Your goal -> Repeat every entry word for word, but leave the images out of your copy.

Records from a data source ->
++++++++
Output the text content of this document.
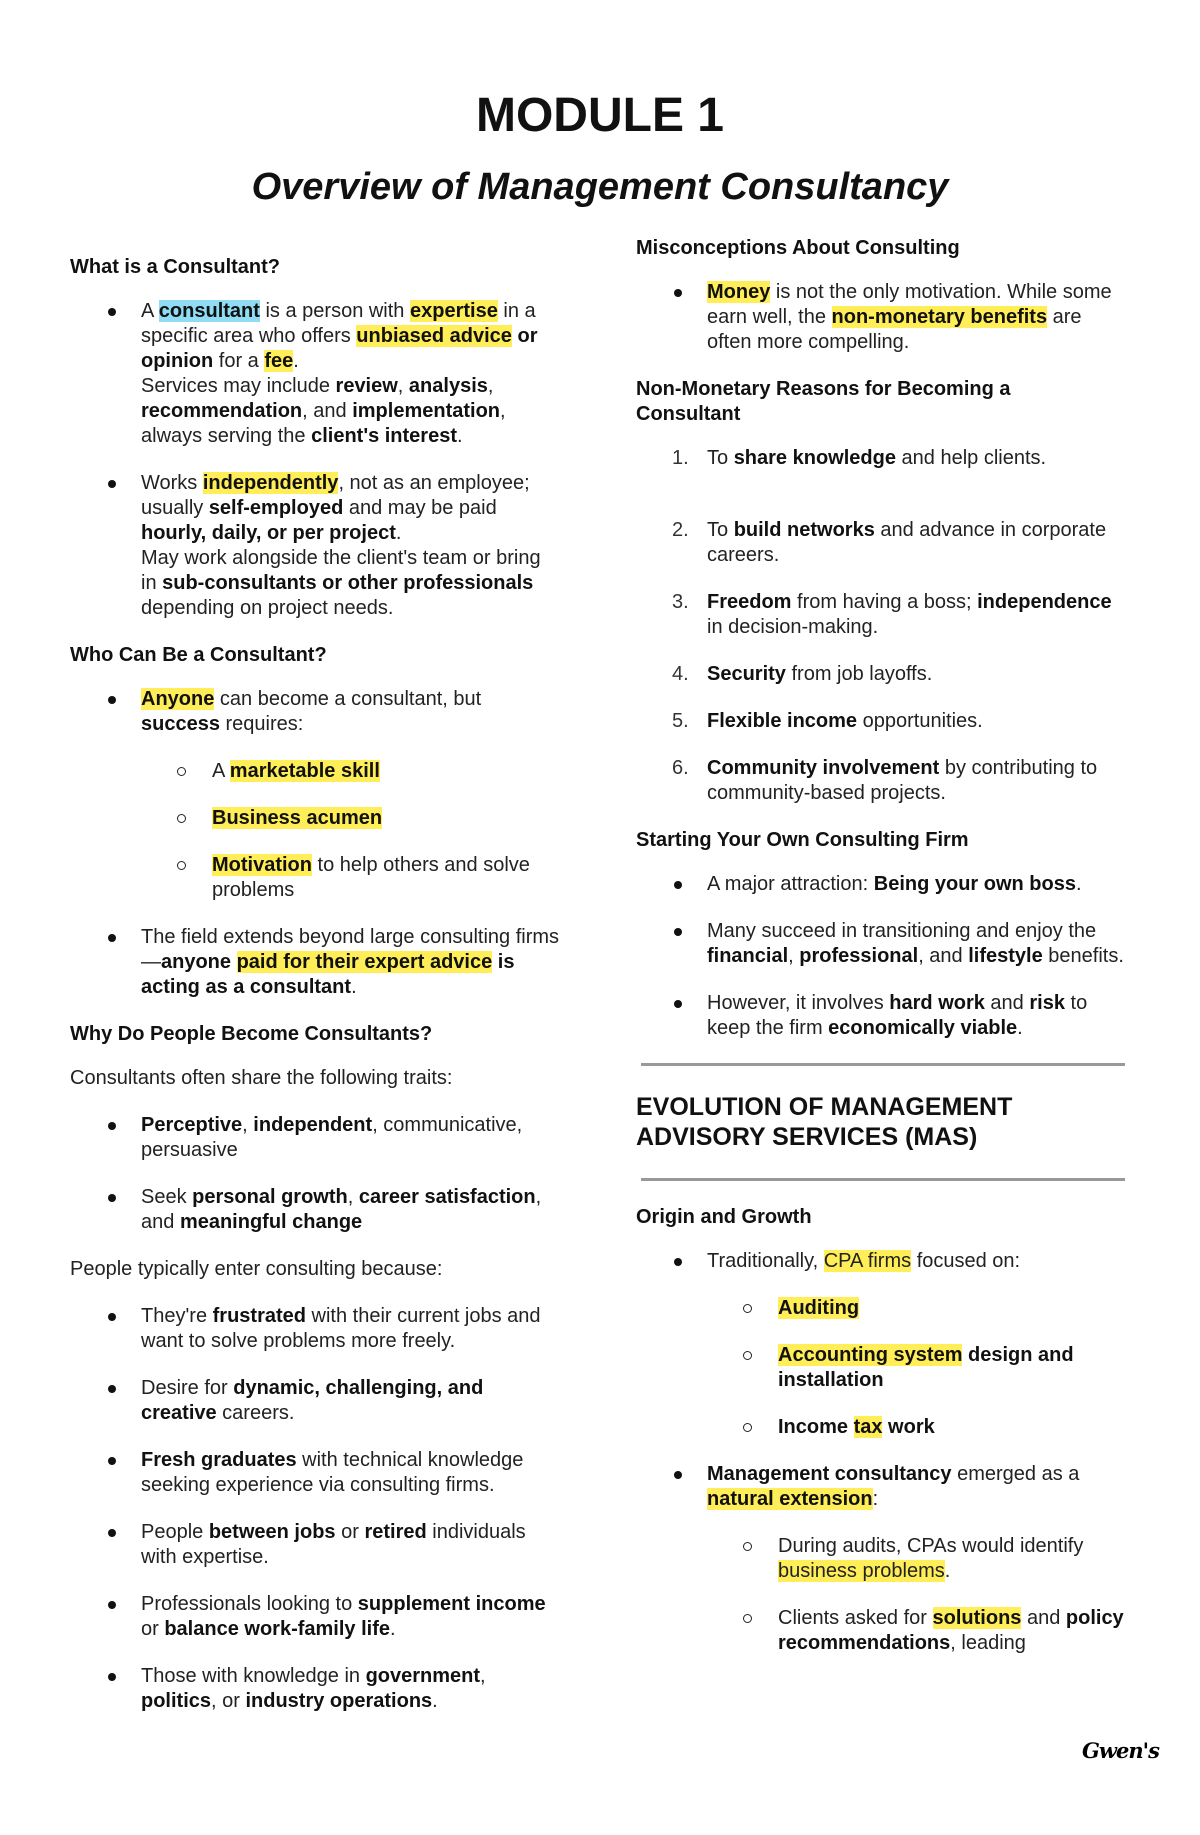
MODULE 1
Overview of Management Consultancy
What is a Consultant?
A consultant is a person with expertise in a specific area who offers unbiased advice or opinion for a fee.
Services may include review, analysis, recommendation, and implementation, always serving the client's interest.
Works independently, not as an employee; usually self-employed and may be paid hourly, daily, or per project.
May work alongside the client's team or bring in sub-consultants or other professionals depending on project needs.
Who Can Be a Consultant?
Anyone can become a consultant, but success requires:
A marketable skill
Business acumen
Motivation to help others and solve problems
The field extends beyond large consulting firms—anyone paid for their expert advice is acting as a consultant.
Why Do People Become Consultants?
Consultants often share the following traits:
Perceptive, independent, communicative, persuasive
Seek personal growth, career satisfaction, and meaningful change
People typically enter consulting because:
They're frustrated with their current jobs and want to solve problems more freely.
Desire for dynamic, challenging, and creative careers.
Fresh graduates with technical knowledge seeking experience via consulting firms.
People between jobs or retired individuals with expertise.
Professionals looking to supplement income or balance work-family life.
Those with knowledge in government, politics, or industry operations.
Misconceptions About Consulting
Money is not the only motivation. While some earn well, the non-monetary benefits are often more compelling.
Non-Monetary Reasons for Becoming a Consultant
1. To share knowledge and help clients.
2. To build networks and advance in corporate careers.
3. Freedom from having a boss; independence in decision-making.
4. Security from job layoffs.
5. Flexible income opportunities.
6. Community involvement by contributing to community-based projects.
Starting Your Own Consulting Firm
A major attraction: Being your own boss.
Many succeed in transitioning and enjoy the financial, professional, and lifestyle benefits.
However, it involves hard work and risk to keep the firm economically viable.
EVOLUTION OF MANAGEMENT ADVISORY SERVICES (MAS)
Origin and Growth
Traditionally, CPA firms focused on:
Auditing
Accounting system design and installation
Income tax work
Management consultancy emerged as a natural extension:
During audits, CPAs would identify business problems.
Clients asked for solutions and policy recommendations, leading
Gwen's
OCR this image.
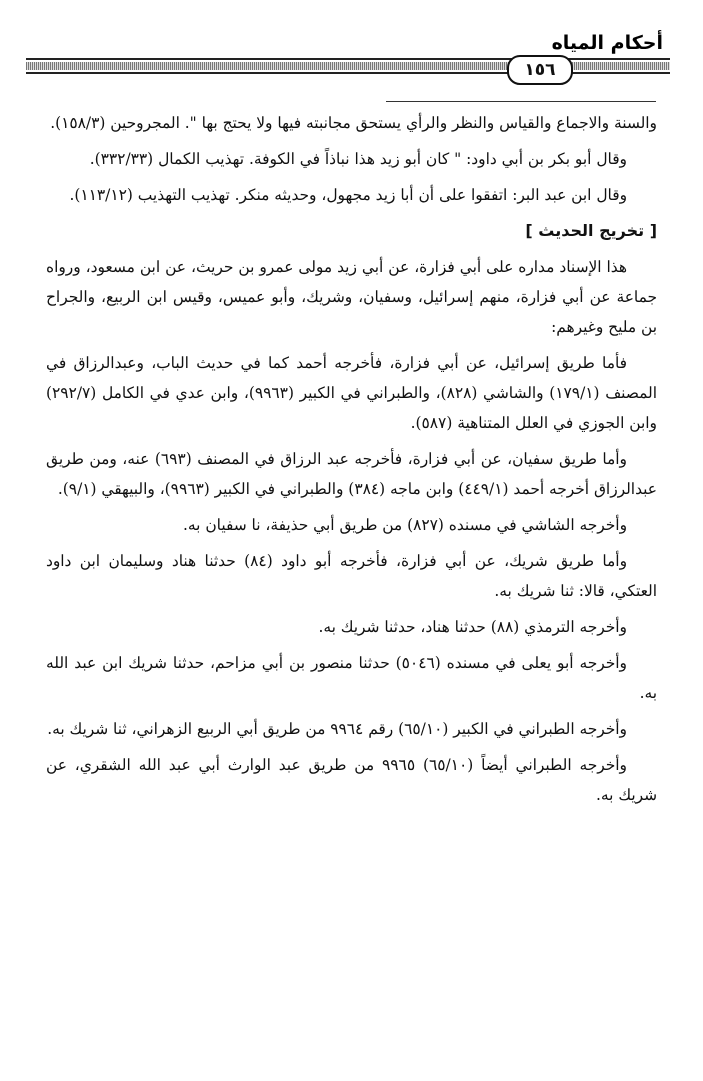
أحكام المياه
١٥٦

والسنة والاجماع والقياس والنظر والرأي يستحق مجانبته فيها ولا يحتج بها ". المجروحين (١٥٨/٣).

وقال أبو بكر بن أبي داود: " كان أبو زيد هذا نباذاً في الكوفة. تهذيب الكمال (٣٣٢/٣٣).

وقال ابن عبد البر: اتفقوا على أن أبا زيد مجهول، وحديثه منكر. تهذيب التهذيب (١١٣/١٢).

[ تخريج الحديث ]

هذا الإسناد مداره على أبي فزارة، عن أبي زيد مولى عمرو بن حريث، عن ابن مسعود، ورواه جماعة عن أبي فزارة، منهم إسرائيل، وسفيان، وشريك، وأبو عميس، وقيس ابن الربيع، والجراح بن مليح وغيرهم:

فأما طريق إسرائيل، عن أبي فزارة، فأخرجه أحمد كما في حديث الباب، وعبدالرزاق في المصنف (١٧٩/١) والشاشي (٨٢٨)، والطبراني في الكبير (٩٩٦٣)، وابن عدي في الكامل (٢٩٢/٧) وابن الجوزي في العلل المتناهية (٥٨٧).

وأما طريق سفيان، عن أبي فزارة، فأخرجه عبد الرزاق في المصنف (٦٩٣) عنه، ومن طريق عبدالرزاق أخرجه أحمد (٤٤٩/١) وابن ماجه (٣٨٤) والطبراني في الكبير (٩٩٦٣)، والبيهقي (٩/١).

وأخرجه الشاشي في مسنده (٨٢٧) من طريق أبي حذيفة، نا سفيان به.

وأما طريق شريك، عن أبي فزارة، فأخرجه أبو داود (٨٤) حدثنا هناد وسليمان ابن داود العتكي، قالا: ثنا شريك به.

وأخرجه الترمذي (٨٨) حدثنا هناد، حدثنا شريك به.

وأخرجه أبو يعلى في مسنده (٥٠٤٦) حدثنا منصور بن أبي مزاحم، حدثنا شريك ابن عبد الله به.

وأخرجه الطبراني في الكبير (٦٥/١٠) رقم ٩٩٦٤ من طريق أبي الربيع الزهراني، ثنا شريك به.

وأخرجه الطبراني أيضاً (٦٥/١٠) ٩٩٦٥ من طريق عبد الوارث أبي عبد الله الشقري، عن شريك به.
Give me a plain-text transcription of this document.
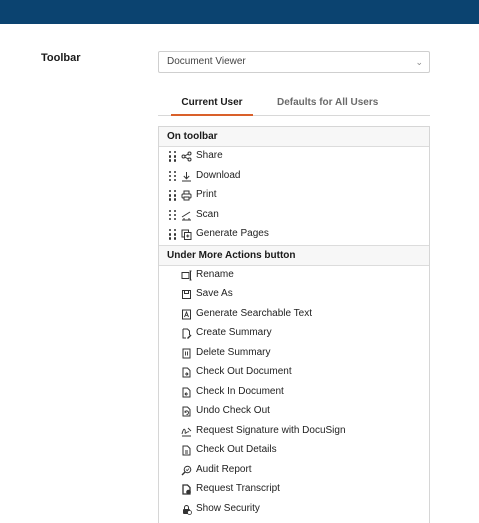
Toolbar	Document Viewer	⌄
Current User	Defaults for All Users
On toolbar
Share
Download
Print
Scan
Generate Pages
Under More Actions button
Rename
Save As
Generate Searchable Text
Create Summary
Delete Summary
Check Out Document
Check In Document
Undo Check Out
Request Signature with DocuSign
Check Out Details
Audit Report
Request Transcript
Show Security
++++++++
Right answer ->
Output the text content of this document.
MODULE 1
Overview of Management Consultancy
What is a Consultant?
A consultant is a person with expertise in a specific area who offers unbiased advice or opinion for a fee.
Services may include review, analysis, recommendation, and implementation, always serving the client's interest.
Works independently, not as an employee; usually self-employed and may be paid hourly, daily, or per project.
May work alongside the client's team or bring in sub-consultants or other professionals depending on project needs.
Who Can Be a Consultant?
Anyone can become a consultant, but success requires:
A marketable skill
Business acumen
Motivation to help others and solve problems
The field extends beyond large consulting firms—anyone paid for their expert advice is acting as a consultant.
Why Do People Become Consultants?
Consultants often share the following traits:
Perceptive, independent, communicative, persuasive
Seek personal growth, career satisfaction, and meaningful change
People typically enter consulting because:
They're frustrated with their current jobs and want to solve problems more freely.
Desire for dynamic, challenging, and creative careers.
Fresh graduates with technical knowledge seeking experience via consulting firms.
People between jobs or retired individuals with expertise.
Professionals looking to supplement income or balance work-family life.
Those with knowledge in government, politics, or industry operations.
Misconceptions About Consulting
Money is not the only motivation. While some earn well, the non-monetary benefits are often more compelling.
Non-Monetary Reasons for Becoming a Consultant
1. To share knowledge and help clients.
2. To build networks and advance in corporate careers.
3. Freedom from having a boss; independence in decision-making.
4. Security from job layoffs.
5. Flexible income opportunities.
6. Community involvement by contributing to community-based projects.
Starting Your Own Consulting Firm
A major attraction: Being your own boss.
Many succeed in transitioning and enjoy the financial, professional, and lifestyle benefits.
However, it involves hard work and risk to keep the firm economically viable.
EVOLUTION OF MANAGEMENT ADVISORY SERVICES (MAS)
Origin and Growth
Traditionally, CPA firms focused on:
Auditing
Accounting system design and installation
Income tax work
Management consultancy emerged as a natural extension:
During audits, CPAs would identify business problems.
Clients asked for solutions and policy recommendations, leading
Gwen's
OCR this image.
أحكام المياه
١٥٦

والسنة والاجماع والقياس والنظر والرأي يستحق مجانبته فيها ولا يحتج بها ". المجروحين (١٥٨/٣).

وقال أبو بكر بن أبي داود: " كان أبو زيد هذا نباذاً في الكوفة. تهذيب الكمال (٣٣٢/٣٣).

وقال ابن عبد البر: اتفقوا على أن أبا زيد مجهول، وحديثه منكر. تهذيب التهذيب (١١٣/١٢).

[ تخريج الحديث ]

هذا الإسناد مداره على أبي فزارة، عن أبي زيد مولى عمرو بن حريث، عن ابن مسعود، ورواه جماعة عن أبي فزارة، منهم إسرائيل، وسفيان، وشريك، وأبو عميس، وقيس ابن الربيع، والجراح بن مليح وغيرهم:

فأما طريق إسرائيل، عن أبي فزارة، فأخرجه أحمد كما في حديث الباب، وعبدالرزاق في المصنف (١٧٩/١) والشاشي (٨٢٨)، والطبراني في الكبير (٩٩٦٣)، وابن عدي في الكامل (٢٩٢/٧) وابن الجوزي في العلل المتناهية (٥٨٧).

وأما طريق سفيان، عن أبي فزارة، فأخرجه عبد الرزاق في المصنف (٦٩٣) عنه، ومن طريق عبدالرزاق أخرجه أحمد (٤٤٩/١) وابن ماجه (٣٨٤) والطبراني في الكبير (٩٩٦٣)، والبيهقي (٩/١).

وأخرجه الشاشي في مسنده (٨٢٧) من طريق أبي حذيفة، نا سفيان به.

وأما طريق شريك، عن أبي فزارة، فأخرجه أبو داود (٨٤) حدثنا هناد وسليمان ابن داود العتكي، قالا: ثنا شريك به.

وأخرجه الترمذي (٨٨) حدثنا هناد، حدثنا شريك به.

وأخرجه أبو يعلى في مسنده (٥٠٤٦) حدثنا منصور بن أبي مزاحم، حدثنا شريك ابن عبد الله به.

وأخرجه الطبراني في الكبير (٦٥/١٠) رقم ٩٩٦٤ من طريق أبي الربيع الزهراني، ثنا شريك به.

وأخرجه الطبراني أيضاً (٦٥/١٠) ٩٩٦٥ من طريق عبد الوارث أبي عبد الله الشقري، عن شريك به.
Give me a plain-text transcription of this document.
Toolbar	Document Viewer	⌄
Current User	Defaults for All Users
On toolbar
Share
Download
Print
Scan
Generate Pages
Under More Actions button
Rename
Save As
Generate Searchable Text
Create Summary
Delete Summary
Check Out Document
Check In Document
Undo Check Out
Request Signature with DocuSign
Check Out Details
Audit Report
Request Transcript
Show Security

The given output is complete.